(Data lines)
+++

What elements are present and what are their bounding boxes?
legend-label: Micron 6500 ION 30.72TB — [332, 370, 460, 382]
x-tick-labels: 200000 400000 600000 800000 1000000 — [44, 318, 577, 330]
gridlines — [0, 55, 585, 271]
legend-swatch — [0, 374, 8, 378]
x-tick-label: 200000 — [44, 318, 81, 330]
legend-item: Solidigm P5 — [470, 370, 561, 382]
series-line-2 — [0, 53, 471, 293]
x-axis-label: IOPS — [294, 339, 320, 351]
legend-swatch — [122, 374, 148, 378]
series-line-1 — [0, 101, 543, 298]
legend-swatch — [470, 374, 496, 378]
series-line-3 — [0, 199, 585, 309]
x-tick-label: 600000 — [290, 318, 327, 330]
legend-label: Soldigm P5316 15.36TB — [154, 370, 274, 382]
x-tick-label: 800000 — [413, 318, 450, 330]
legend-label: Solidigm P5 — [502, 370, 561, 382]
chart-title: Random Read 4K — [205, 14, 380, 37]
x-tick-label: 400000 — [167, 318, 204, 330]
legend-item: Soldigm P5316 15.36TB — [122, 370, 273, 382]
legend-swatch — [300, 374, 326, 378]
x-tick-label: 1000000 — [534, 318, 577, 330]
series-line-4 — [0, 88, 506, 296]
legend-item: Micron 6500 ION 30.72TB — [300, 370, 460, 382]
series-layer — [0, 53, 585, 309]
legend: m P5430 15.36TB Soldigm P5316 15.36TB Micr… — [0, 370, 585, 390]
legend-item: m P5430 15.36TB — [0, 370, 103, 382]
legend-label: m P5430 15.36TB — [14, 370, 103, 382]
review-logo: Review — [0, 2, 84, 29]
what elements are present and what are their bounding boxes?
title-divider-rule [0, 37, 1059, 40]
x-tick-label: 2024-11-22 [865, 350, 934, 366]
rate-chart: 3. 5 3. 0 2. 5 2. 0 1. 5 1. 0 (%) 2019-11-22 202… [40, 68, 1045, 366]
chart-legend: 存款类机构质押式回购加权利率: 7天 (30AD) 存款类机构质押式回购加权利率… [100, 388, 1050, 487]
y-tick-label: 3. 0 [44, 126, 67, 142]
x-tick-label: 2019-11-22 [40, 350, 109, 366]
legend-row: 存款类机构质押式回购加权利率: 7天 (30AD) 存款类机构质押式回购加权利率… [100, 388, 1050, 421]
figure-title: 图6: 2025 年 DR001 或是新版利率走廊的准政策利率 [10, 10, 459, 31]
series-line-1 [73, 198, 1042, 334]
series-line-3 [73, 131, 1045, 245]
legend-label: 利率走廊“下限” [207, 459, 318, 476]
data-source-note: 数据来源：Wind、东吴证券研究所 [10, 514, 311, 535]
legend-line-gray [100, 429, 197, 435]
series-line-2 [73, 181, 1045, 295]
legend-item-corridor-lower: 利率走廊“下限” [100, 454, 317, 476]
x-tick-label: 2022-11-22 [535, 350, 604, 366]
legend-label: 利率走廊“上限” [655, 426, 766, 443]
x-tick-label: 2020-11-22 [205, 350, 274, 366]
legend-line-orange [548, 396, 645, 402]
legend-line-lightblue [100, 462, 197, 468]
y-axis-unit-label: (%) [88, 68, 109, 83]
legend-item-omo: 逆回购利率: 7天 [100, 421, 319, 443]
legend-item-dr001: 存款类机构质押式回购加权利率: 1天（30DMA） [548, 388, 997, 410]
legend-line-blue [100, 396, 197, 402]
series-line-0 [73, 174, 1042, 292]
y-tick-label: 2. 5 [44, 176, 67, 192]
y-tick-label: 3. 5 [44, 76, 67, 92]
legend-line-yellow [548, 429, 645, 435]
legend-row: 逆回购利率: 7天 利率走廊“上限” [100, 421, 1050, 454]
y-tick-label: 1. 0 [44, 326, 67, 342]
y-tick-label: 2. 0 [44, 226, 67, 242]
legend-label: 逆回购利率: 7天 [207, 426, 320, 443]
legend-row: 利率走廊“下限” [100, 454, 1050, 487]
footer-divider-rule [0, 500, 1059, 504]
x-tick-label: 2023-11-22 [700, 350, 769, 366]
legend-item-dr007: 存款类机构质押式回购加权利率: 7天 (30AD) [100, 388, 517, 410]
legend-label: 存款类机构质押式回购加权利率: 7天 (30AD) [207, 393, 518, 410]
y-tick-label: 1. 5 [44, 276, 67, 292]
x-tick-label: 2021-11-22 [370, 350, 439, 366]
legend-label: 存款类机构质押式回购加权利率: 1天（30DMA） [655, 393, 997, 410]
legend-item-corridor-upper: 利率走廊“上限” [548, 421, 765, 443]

+++

Please copy every row above word for word, changing nothing.

Full answer ::
What elements are present and what are their bounding boxes?
legend-label: Micron 6500 ION 30.72TB — [332, 370, 460, 382]
x-tick-labels: 200000 400000 600000 800000 1000000 — [44, 318, 577, 330]
gridlines — [0, 55, 585, 271]
legend-swatch — [0, 374, 8, 378]
x-tick-label: 200000 — [44, 318, 81, 330]
legend-item: Solidigm P5 — [470, 370, 561, 382]
series-line-2 — [0, 53, 471, 293]
x-axis-label: IOPS — [294, 339, 320, 351]
legend-swatch — [122, 374, 148, 378]
series-line-1 — [0, 101, 543, 298]
legend-swatch — [470, 374, 496, 378]
series-line-3 — [0, 199, 585, 309]
x-tick-label: 600000 — [290, 318, 327, 330]
legend-label: Soldigm P5316 15.36TB — [154, 370, 274, 382]
x-tick-label: 800000 — [413, 318, 450, 330]
legend-label: Solidigm P5 — [502, 370, 561, 382]
chart-title: Random Read 4K — [205, 14, 380, 37]
x-tick-label: 400000 — [167, 318, 204, 330]
legend-item: Soldigm P5316 15.36TB — [122, 370, 273, 382]
legend-swatch — [300, 374, 326, 378]
x-tick-label: 1000000 — [534, 318, 577, 330]
series-line-4 — [0, 88, 506, 296]
legend-item: Micron 6500 ION 30.72TB — [300, 370, 460, 382]
series-layer — [0, 53, 585, 309]
legend: m P5430 15.36TB Soldigm P5316 15.36TB Micr… — [0, 370, 585, 390]
legend-item: m P5430 15.36TB — [0, 370, 103, 382]
legend-label: m P5430 15.36TB — [14, 370, 103, 382]
review-logo: Review — [0, 2, 84, 29]
what elements are present and what are their bounding boxes?
title-divider-rule [0, 37, 1059, 40]
x-tick-label: 2024-11-22 [865, 350, 934, 366]
rate-chart: 3. 5 3. 0 2. 5 2. 0 1. 5 1. 0 (%) 2019-11-22 202… [40, 68, 1045, 366]
chart-legend: 存款类机构质押式回购加权利率: 7天 (30AD) 存款类机构质押式回购加权利率… [100, 388, 1050, 487]
y-tick-label: 3. 0 [44, 126, 67, 142]
x-tick-label: 2019-11-22 [40, 350, 109, 366]
legend-row: 存款类机构质押式回购加权利率: 7天 (30AD) 存款类机构质押式回购加权利率… [100, 388, 1050, 421]
figure-title: 图6: 2025 年 DR001 或是新版利率走廊的准政策利率 [10, 10, 459, 31]
series-line-1 [73, 198, 1042, 334]
series-line-3 [73, 131, 1045, 245]
legend-label: 利率走廊“下限” [207, 459, 318, 476]
data-source-note: 数据来源：Wind、东吴证券研究所 [10, 514, 311, 535]
legend-line-gray [100, 429, 197, 435]
series-line-2 [73, 181, 1045, 295]
legend-item-corridor-lower: 利率走廊“下限” [100, 454, 317, 476]
x-tick-label: 2022-11-22 [535, 350, 604, 366]
legend-label: 利率走廊“上限” [655, 426, 766, 443]
x-tick-label: 2020-11-22 [205, 350, 274, 366]
legend-line-orange [548, 396, 645, 402]
legend-line-lightblue [100, 462, 197, 468]
y-axis-unit-label: (%) [88, 68, 109, 83]
legend-item-omo: 逆回购利率: 7天 [100, 421, 319, 443]
legend-item-dr001: 存款类机构质押式回购加权利率: 1天（30DMA） [548, 388, 997, 410]
legend-line-blue [100, 396, 197, 402]
series-line-0 [73, 174, 1042, 292]
y-tick-label: 2. 5 [44, 176, 67, 192]
y-tick-label: 3. 5 [44, 76, 67, 92]
legend-line-yellow [548, 429, 645, 435]
legend-row: 逆回购利率: 7天 利率走廊“上限” [100, 421, 1050, 454]
y-tick-label: 1. 0 [44, 326, 67, 342]
y-tick-label: 2. 0 [44, 226, 67, 242]
legend-label: 逆回购利率: 7天 [207, 426, 320, 443]
legend-row: 利率走廊“下限” [100, 454, 1050, 487]
footer-divider-rule [0, 500, 1059, 504]
x-tick-label: 2023-11-22 [700, 350, 769, 366]
legend-item-dr007: 存款类机构质押式回购加权利率: 7天 (30AD) [100, 388, 517, 410]
legend-label: 存款类机构质押式回购加权利率: 7天 (30AD) [207, 393, 518, 410]
y-tick-label: 1. 5 [44, 276, 67, 292]
x-tick-label: 2021-11-22 [370, 350, 439, 366]
legend-label: 存款类机构质押式回购加权利率: 1天（30DMA） [655, 393, 997, 410]
legend-item-corridor-upper: 利率走廊“上限” [548, 421, 765, 443]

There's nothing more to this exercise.